start

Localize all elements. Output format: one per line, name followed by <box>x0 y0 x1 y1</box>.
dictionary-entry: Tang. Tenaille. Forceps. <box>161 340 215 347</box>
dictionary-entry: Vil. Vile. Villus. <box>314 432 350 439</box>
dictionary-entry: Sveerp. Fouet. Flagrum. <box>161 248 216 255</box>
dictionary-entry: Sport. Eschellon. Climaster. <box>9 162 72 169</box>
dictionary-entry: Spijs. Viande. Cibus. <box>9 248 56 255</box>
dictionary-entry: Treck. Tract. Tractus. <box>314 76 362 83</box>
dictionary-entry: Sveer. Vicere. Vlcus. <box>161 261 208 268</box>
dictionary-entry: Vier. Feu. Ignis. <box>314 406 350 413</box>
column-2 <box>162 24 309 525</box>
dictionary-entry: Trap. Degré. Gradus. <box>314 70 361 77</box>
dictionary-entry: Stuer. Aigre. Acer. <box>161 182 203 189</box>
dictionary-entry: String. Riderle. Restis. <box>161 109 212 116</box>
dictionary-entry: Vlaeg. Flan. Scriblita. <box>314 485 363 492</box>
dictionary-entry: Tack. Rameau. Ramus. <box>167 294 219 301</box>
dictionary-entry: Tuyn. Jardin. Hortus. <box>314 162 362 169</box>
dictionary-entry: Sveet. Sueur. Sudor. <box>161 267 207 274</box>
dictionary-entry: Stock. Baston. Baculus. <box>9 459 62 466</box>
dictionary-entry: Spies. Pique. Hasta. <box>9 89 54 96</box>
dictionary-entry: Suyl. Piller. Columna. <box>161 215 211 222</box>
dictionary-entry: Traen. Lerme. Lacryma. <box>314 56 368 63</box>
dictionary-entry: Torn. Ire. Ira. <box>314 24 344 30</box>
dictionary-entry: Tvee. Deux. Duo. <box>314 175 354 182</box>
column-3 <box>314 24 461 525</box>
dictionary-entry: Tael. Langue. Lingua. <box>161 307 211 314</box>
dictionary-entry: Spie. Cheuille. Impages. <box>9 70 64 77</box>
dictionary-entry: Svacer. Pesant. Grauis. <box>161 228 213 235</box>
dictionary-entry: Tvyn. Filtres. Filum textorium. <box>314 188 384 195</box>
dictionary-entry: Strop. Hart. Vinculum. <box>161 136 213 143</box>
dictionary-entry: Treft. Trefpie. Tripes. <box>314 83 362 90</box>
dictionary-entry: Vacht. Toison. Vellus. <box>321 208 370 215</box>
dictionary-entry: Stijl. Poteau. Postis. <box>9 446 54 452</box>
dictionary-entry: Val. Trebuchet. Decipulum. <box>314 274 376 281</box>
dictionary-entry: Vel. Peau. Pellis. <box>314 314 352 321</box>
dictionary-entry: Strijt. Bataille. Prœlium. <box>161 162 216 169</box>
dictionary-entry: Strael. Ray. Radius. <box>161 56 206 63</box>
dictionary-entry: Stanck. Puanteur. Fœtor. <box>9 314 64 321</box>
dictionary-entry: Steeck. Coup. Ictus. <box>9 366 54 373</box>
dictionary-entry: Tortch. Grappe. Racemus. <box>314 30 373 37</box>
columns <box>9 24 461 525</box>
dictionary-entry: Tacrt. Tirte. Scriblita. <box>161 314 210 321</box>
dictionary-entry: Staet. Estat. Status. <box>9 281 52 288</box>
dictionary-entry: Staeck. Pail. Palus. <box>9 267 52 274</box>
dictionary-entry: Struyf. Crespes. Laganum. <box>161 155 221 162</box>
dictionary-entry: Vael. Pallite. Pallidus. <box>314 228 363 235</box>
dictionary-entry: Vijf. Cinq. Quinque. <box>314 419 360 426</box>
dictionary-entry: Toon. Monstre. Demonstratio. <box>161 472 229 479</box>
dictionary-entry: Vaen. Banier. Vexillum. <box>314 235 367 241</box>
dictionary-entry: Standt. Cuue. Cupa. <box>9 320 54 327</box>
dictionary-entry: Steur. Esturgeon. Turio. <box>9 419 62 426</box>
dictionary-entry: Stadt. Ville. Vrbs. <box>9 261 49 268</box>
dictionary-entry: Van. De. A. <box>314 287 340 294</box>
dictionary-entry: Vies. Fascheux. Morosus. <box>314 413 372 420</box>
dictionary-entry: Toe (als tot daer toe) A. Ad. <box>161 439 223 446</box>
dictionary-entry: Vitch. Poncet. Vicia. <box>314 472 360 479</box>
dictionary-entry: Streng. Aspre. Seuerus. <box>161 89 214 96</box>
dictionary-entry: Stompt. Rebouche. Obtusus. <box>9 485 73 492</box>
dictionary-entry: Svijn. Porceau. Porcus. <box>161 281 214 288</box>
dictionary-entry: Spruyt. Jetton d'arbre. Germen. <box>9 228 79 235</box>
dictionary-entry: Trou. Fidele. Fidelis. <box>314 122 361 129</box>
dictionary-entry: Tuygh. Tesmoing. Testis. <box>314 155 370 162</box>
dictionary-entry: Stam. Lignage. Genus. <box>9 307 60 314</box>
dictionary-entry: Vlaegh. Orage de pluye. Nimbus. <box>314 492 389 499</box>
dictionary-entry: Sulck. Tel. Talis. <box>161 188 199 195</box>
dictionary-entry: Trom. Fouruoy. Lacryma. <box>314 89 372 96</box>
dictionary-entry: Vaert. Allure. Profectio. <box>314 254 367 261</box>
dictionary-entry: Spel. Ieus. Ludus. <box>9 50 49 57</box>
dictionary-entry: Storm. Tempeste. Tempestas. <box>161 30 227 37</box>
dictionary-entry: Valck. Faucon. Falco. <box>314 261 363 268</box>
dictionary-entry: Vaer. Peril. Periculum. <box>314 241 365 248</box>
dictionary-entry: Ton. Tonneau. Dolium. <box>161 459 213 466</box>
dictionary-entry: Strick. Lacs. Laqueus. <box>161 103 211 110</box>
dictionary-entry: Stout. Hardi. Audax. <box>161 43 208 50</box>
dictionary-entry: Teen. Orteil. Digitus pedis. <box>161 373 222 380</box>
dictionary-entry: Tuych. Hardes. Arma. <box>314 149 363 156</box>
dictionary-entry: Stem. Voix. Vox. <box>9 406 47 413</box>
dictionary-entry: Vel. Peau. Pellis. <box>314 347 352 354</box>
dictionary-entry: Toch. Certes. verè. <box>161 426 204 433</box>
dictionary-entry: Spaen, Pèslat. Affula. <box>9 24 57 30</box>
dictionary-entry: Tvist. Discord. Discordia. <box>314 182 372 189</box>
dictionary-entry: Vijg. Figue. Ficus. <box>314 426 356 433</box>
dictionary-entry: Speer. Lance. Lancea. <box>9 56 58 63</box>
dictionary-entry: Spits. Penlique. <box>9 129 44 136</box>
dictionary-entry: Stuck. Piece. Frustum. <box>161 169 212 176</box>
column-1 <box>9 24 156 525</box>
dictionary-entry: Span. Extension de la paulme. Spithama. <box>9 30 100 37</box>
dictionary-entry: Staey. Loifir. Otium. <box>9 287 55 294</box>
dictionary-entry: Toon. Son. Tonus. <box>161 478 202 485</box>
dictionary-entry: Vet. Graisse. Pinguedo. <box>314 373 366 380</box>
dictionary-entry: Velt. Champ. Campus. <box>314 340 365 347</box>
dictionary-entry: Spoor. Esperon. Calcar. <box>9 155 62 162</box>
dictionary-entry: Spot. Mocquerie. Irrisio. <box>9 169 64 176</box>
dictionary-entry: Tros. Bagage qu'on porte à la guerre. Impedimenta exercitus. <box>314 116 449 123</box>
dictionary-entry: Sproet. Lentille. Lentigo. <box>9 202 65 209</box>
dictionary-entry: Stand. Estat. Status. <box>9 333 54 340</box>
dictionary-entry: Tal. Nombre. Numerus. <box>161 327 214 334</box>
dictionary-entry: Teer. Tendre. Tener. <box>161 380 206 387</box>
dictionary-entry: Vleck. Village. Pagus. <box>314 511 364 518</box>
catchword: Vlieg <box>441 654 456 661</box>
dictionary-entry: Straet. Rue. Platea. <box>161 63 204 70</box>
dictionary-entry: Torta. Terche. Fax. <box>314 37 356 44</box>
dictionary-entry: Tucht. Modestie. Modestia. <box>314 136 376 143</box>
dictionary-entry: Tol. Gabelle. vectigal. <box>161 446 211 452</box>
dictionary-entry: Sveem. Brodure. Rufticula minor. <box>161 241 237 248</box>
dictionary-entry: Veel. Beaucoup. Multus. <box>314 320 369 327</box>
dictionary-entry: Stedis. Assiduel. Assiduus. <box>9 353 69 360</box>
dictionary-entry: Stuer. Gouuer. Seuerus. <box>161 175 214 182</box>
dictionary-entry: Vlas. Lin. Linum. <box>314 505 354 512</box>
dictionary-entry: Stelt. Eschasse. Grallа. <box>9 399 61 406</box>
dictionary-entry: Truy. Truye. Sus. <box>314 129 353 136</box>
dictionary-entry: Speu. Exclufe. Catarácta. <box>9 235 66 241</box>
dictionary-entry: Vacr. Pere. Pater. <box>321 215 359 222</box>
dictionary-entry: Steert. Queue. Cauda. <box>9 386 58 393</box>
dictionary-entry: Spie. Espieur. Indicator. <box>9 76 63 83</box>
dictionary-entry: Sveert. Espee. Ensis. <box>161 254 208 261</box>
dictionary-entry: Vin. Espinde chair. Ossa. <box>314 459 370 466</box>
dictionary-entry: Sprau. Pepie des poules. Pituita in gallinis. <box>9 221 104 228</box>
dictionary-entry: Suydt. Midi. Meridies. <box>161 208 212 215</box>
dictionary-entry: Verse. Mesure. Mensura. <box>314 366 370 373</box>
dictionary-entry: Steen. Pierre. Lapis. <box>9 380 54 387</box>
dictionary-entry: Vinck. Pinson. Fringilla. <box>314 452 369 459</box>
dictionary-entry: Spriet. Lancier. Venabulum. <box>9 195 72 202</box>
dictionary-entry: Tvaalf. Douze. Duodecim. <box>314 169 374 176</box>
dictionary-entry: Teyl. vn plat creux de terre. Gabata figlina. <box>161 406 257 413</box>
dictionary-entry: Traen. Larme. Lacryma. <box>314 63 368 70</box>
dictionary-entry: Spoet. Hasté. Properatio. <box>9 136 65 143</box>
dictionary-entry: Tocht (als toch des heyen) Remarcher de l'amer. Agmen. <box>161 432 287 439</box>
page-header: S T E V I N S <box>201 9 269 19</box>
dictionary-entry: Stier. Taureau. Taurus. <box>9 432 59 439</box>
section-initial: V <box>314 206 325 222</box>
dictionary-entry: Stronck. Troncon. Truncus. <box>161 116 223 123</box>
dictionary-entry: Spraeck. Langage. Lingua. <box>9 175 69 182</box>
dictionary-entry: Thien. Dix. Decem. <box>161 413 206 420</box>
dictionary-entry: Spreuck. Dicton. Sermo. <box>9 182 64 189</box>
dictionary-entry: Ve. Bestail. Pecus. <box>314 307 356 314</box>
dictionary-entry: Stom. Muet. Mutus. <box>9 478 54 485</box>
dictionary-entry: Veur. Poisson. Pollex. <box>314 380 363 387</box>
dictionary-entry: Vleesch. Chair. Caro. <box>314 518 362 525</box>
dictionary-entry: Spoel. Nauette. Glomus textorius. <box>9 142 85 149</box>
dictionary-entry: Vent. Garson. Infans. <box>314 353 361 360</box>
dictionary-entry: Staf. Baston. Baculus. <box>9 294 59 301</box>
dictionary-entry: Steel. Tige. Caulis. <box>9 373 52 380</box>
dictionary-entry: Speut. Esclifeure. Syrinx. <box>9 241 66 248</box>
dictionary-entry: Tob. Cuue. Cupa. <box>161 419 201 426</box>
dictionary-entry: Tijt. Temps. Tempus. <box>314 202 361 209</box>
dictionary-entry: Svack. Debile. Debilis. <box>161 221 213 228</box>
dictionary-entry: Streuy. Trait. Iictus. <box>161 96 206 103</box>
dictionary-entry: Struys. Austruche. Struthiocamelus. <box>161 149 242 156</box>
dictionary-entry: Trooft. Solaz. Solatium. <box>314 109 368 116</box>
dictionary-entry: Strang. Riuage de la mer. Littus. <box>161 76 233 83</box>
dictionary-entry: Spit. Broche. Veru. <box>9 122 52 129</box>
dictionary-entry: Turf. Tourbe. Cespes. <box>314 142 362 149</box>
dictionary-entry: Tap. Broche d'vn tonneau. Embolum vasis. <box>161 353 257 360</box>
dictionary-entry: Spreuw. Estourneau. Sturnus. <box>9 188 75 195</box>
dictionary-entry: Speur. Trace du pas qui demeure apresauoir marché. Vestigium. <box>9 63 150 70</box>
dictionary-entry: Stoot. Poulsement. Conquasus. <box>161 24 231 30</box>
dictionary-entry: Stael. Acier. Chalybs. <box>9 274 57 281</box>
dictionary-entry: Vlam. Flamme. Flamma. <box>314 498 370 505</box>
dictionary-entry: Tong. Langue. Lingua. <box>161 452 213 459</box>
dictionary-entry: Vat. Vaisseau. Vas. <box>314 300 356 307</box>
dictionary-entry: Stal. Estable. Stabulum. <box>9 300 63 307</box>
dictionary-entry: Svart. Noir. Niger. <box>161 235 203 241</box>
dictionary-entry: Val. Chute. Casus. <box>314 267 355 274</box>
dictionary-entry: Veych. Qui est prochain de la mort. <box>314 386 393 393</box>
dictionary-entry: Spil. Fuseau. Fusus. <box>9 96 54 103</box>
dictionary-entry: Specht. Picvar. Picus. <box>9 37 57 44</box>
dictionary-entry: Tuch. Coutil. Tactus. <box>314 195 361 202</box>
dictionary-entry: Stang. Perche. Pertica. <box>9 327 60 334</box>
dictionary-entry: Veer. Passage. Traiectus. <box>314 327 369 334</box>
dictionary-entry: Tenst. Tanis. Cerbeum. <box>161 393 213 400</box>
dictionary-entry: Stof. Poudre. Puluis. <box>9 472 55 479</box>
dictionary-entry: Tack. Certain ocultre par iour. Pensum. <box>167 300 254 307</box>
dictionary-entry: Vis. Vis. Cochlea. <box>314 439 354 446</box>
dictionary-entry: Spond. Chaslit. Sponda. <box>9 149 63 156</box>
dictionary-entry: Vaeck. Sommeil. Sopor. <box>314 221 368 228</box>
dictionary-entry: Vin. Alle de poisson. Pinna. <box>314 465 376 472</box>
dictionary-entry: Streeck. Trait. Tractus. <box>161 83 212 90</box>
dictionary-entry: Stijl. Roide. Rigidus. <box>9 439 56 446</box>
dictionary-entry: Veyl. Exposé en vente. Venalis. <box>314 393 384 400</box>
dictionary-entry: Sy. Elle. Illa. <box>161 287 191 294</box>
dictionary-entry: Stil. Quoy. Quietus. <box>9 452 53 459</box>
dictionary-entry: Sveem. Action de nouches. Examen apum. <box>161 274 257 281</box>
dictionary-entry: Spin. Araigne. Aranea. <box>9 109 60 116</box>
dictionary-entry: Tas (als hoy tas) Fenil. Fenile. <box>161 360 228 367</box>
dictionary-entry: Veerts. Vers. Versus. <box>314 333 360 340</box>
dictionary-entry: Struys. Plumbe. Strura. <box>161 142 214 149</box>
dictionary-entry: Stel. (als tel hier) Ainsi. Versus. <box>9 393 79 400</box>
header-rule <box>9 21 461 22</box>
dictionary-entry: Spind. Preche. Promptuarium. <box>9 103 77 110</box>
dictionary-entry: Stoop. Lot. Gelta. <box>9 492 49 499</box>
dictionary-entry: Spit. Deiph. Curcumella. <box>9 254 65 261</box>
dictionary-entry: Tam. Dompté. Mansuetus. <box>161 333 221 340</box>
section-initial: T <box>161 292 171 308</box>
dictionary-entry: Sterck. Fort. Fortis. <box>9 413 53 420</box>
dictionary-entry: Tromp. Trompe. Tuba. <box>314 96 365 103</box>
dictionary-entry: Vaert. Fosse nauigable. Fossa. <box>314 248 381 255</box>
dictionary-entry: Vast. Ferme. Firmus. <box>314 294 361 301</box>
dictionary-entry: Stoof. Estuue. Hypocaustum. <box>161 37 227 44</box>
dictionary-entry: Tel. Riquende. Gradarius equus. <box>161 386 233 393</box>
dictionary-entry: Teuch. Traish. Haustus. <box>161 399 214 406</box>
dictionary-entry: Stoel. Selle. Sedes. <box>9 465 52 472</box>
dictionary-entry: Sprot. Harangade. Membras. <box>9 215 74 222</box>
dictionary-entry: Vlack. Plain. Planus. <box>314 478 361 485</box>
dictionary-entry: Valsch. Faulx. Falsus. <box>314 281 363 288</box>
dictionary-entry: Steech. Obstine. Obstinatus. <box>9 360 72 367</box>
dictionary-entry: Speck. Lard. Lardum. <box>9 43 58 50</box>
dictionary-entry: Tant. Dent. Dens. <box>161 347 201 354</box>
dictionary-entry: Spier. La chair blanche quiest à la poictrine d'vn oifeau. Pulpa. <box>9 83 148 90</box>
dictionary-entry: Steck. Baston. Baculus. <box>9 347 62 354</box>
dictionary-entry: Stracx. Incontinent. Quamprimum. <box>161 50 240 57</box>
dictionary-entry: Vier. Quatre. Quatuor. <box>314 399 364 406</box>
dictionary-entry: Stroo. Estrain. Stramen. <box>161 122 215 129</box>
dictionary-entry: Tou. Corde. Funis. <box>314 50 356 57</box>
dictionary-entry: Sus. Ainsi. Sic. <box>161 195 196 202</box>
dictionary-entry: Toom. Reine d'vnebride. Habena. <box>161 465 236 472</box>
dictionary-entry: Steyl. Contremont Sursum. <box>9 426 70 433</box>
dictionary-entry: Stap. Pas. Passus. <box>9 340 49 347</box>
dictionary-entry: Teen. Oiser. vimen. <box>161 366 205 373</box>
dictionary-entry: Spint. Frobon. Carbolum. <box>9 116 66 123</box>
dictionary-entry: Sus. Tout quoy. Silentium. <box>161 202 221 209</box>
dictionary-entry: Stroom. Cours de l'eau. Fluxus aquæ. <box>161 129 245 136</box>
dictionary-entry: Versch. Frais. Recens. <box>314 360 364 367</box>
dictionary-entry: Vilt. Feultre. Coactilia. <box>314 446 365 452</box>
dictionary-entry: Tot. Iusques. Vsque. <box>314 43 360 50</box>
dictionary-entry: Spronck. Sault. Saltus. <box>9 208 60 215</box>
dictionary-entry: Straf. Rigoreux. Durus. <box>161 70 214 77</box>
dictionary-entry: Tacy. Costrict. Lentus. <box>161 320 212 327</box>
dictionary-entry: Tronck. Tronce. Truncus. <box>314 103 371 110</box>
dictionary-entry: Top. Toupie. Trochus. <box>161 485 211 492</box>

end

_INSTRUCTIONS FOR THE TASK_
Please repeat the rows word for word, from the first line through the line that contains "dictionary-entry: Sveerp. Fouet.".

_EXERCISE ANSWER_
Localize all elements. Output format: one per line, name followed by <box>x0 y0 x1 y1</box>.
dictionary-entry: Tang. Tenaille. Forceps. <box>161 340 215 347</box>
dictionary-entry: Vil. Vile. Villus. <box>314 432 350 439</box>
dictionary-entry: Sveerp. Fouet. Flagrum. <box>161 248 216 255</box>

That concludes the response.